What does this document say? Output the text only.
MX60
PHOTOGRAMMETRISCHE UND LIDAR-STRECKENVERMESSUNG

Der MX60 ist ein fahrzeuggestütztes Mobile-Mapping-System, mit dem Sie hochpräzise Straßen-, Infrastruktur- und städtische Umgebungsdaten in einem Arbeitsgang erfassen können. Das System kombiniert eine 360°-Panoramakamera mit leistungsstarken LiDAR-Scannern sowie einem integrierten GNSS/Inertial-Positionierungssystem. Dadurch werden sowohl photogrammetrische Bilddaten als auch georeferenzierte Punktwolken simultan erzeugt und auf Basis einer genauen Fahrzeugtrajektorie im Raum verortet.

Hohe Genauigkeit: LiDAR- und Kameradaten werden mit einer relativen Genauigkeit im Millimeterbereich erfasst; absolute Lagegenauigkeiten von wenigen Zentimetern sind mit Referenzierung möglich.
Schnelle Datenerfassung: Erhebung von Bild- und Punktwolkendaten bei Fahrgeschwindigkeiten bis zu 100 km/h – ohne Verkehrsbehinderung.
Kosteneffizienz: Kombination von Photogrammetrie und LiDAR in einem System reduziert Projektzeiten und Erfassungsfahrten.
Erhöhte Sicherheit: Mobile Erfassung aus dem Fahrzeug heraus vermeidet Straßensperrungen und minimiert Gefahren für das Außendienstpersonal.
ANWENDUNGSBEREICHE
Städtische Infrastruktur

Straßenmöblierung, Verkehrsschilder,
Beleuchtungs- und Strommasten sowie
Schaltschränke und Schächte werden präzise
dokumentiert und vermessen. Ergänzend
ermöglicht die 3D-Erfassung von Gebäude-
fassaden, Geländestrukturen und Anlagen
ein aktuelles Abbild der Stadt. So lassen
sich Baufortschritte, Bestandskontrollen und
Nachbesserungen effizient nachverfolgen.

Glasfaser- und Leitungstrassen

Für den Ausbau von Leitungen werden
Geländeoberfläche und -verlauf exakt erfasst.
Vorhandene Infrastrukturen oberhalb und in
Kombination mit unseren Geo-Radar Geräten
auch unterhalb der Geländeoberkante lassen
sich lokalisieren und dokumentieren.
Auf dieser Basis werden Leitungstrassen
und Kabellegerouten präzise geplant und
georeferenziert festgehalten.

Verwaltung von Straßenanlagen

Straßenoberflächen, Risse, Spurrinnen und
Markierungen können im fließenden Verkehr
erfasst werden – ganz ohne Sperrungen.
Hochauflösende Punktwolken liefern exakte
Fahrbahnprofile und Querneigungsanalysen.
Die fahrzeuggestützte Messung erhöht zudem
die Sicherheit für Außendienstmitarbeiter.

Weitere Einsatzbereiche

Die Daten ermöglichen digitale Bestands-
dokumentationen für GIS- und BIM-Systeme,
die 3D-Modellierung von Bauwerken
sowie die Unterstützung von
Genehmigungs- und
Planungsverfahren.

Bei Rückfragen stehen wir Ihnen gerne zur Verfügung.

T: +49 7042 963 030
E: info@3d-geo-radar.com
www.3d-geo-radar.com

* Short problem:
Give the material above again, word for word.

* Exercise output:
What does this document say? Output the text only.
MX60
PHOTOGRAMMETRISCHE UND LIDAR-STRECKENVERMESSUNG

Der MX60 ist ein fahrzeuggestütztes Mobile-Mapping-System, mit dem Sie hochpräzise Straßen-, Infrastruktur- und städtische Umgebungsdaten in einem Arbeitsgang erfassen können. Das System kombiniert eine 360°-Panoramakamera mit leistungsstarken LiDAR-Scannern sowie einem integrierten GNSS/Inertial-Positionierungssystem. Dadurch werden sowohl photogrammetrische Bilddaten als auch georeferenzierte Punktwolken simultan erzeugt und auf Basis einer genauen Fahrzeugtrajektorie im Raum verortet.

Hohe Genauigkeit: LiDAR- und Kameradaten werden mit einer relativen Genauigkeit im Millimeterbereich erfasst; absolute Lagegenauigkeiten von wenigen Zentimetern sind mit Referenzierung möglich.
Schnelle Datenerfassung: Erhebung von Bild- und Punktwolkendaten bei Fahrgeschwindigkeiten bis zu 100 km/h – ohne Verkehrsbehinderung.
Kosteneffizienz: Kombination von Photogrammetrie und LiDAR in einem System reduziert Projektzeiten und Erfassungsfahrten.
Erhöhte Sicherheit: Mobile Erfassung aus dem Fahrzeug heraus vermeidet Straßensperrungen und minimiert Gefahren für das Außendienstpersonal.
ANWENDUNGSBEREICHE
Städtische Infrastruktur

Straßenmöblierung, Verkehrsschilder,
Beleuchtungs- und Strommasten sowie
Schaltschränke und Schächte werden präzise
dokumentiert und vermessen. Ergänzend
ermöglicht die 3D-Erfassung von Gebäude-
fassaden, Geländestrukturen und Anlagen
ein aktuelles Abbild der Stadt. So lassen
sich Baufortschritte, Bestandskontrollen und
Nachbesserungen effizient nachverfolgen.

Glasfaser- und Leitungstrassen

Für den Ausbau von Leitungen werden
Geländeoberfläche und -verlauf exakt erfasst.
Vorhandene Infrastrukturen oberhalb und in
Kombination mit unseren Geo-Radar Geräten
auch unterhalb der Geländeoberkante lassen
sich lokalisieren und dokumentieren.
Auf dieser Basis werden Leitungstrassen
und Kabellegerouten präzise geplant und
georeferenziert festgehalten.

Verwaltung von Straßenanlagen

Straßenoberflächen, Risse, Spurrinnen und
Markierungen können im fließenden Verkehr
erfasst werden – ganz ohne Sperrungen.
Hochauflösende Punktwolken liefern exakte
Fahrbahnprofile und Querneigungsanalysen.
Die fahrzeuggestützte Messung erhöht zudem
die Sicherheit für Außendienstmitarbeiter.

Weitere Einsatzbereiche

Die Daten ermöglichen digitale Bestands-
dokumentationen für GIS- und BIM-Systeme,
die 3D-Modellierung von Bauwerken
sowie die Unterstützung von
Genehmigungs- und
Planungsverfahren.

Bei Rückfragen stehen wir Ihnen gerne zur Verfügung.

T: +49 7042 963 030
E: info@3d-geo-radar.com
www.3d-geo-radar.com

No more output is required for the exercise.